## START PROVIDED RECORDS
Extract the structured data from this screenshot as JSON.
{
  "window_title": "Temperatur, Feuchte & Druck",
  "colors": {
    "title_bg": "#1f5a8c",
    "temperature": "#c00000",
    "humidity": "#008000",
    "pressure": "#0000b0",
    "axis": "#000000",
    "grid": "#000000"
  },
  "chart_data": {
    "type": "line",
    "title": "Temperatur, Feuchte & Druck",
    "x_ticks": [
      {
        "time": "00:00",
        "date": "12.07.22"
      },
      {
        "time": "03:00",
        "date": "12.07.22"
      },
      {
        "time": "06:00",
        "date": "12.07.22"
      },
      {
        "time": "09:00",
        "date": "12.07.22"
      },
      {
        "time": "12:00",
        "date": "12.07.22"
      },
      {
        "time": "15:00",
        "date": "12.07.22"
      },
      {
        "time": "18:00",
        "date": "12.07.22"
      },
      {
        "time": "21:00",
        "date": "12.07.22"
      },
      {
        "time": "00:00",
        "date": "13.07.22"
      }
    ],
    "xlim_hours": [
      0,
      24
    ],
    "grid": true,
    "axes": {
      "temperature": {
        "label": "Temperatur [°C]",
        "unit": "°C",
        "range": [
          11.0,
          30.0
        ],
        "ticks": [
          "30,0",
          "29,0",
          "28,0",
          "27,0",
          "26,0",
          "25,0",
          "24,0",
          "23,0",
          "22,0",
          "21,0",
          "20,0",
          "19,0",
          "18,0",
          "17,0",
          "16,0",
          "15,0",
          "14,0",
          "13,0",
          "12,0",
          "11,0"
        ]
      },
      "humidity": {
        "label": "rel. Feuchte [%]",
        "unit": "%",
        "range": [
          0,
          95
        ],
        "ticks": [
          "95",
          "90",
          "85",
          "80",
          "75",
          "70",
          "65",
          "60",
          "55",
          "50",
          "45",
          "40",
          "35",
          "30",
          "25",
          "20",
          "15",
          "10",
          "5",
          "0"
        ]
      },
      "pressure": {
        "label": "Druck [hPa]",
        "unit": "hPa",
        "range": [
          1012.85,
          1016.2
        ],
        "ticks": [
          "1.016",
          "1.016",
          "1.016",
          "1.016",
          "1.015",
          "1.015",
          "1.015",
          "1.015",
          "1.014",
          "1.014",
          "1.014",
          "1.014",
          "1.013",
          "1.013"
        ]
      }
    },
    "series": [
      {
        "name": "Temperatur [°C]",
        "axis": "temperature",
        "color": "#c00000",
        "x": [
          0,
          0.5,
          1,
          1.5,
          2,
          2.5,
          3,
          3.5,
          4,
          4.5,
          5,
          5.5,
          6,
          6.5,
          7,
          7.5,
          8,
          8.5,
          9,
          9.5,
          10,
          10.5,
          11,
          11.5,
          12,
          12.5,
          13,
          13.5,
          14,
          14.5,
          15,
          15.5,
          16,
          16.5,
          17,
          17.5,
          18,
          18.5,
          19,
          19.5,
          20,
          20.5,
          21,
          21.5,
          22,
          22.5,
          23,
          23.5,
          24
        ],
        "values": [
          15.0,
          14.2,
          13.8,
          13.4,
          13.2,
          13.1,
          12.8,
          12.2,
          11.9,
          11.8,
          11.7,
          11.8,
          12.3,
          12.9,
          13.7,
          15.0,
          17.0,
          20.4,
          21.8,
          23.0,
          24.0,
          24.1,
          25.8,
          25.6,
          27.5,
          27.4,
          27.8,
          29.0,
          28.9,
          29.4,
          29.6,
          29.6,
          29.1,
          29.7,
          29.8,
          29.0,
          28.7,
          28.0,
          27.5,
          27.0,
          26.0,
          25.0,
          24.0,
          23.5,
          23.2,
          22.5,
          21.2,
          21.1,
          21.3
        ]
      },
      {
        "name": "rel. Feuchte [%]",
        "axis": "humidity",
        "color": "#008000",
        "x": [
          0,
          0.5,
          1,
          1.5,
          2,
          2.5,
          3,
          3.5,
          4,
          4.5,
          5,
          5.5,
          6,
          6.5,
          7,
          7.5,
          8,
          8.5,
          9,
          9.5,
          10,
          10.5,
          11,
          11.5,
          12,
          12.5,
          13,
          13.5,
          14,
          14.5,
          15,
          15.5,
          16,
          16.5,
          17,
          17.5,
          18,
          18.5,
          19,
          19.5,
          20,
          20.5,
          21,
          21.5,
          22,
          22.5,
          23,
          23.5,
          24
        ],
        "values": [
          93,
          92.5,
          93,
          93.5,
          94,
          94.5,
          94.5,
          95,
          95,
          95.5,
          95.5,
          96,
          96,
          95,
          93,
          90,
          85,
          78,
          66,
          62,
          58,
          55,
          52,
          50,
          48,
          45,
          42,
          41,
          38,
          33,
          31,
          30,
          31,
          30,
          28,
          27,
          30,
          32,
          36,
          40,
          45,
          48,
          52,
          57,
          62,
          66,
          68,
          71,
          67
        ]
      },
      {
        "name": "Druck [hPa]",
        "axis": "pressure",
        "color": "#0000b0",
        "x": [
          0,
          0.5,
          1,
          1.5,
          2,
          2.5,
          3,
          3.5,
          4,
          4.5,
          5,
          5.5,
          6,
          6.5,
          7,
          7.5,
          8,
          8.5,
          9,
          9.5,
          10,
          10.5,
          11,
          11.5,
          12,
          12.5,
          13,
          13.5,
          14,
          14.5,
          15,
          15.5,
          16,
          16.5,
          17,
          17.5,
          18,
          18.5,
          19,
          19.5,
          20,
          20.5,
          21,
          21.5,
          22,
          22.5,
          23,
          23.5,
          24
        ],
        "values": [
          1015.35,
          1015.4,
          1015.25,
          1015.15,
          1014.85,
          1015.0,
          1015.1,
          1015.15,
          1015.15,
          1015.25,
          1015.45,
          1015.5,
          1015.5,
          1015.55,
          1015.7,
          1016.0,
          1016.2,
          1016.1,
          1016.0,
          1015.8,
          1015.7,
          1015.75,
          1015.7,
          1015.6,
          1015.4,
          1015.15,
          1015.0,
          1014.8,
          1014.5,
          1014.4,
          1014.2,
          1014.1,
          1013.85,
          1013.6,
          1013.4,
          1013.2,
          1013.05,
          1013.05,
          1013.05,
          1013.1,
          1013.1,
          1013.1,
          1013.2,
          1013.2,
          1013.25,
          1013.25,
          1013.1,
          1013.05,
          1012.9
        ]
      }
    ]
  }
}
## END PROVIDED RECORDS
PROBLEM TO WORK ON:
Show the lines of the records that include the string "label".

SOLUTION BELOW:
        "label": "Temperatur [°C]",
        "label": "rel. Feuchte [%]",
        "label": "Druck [hPa]",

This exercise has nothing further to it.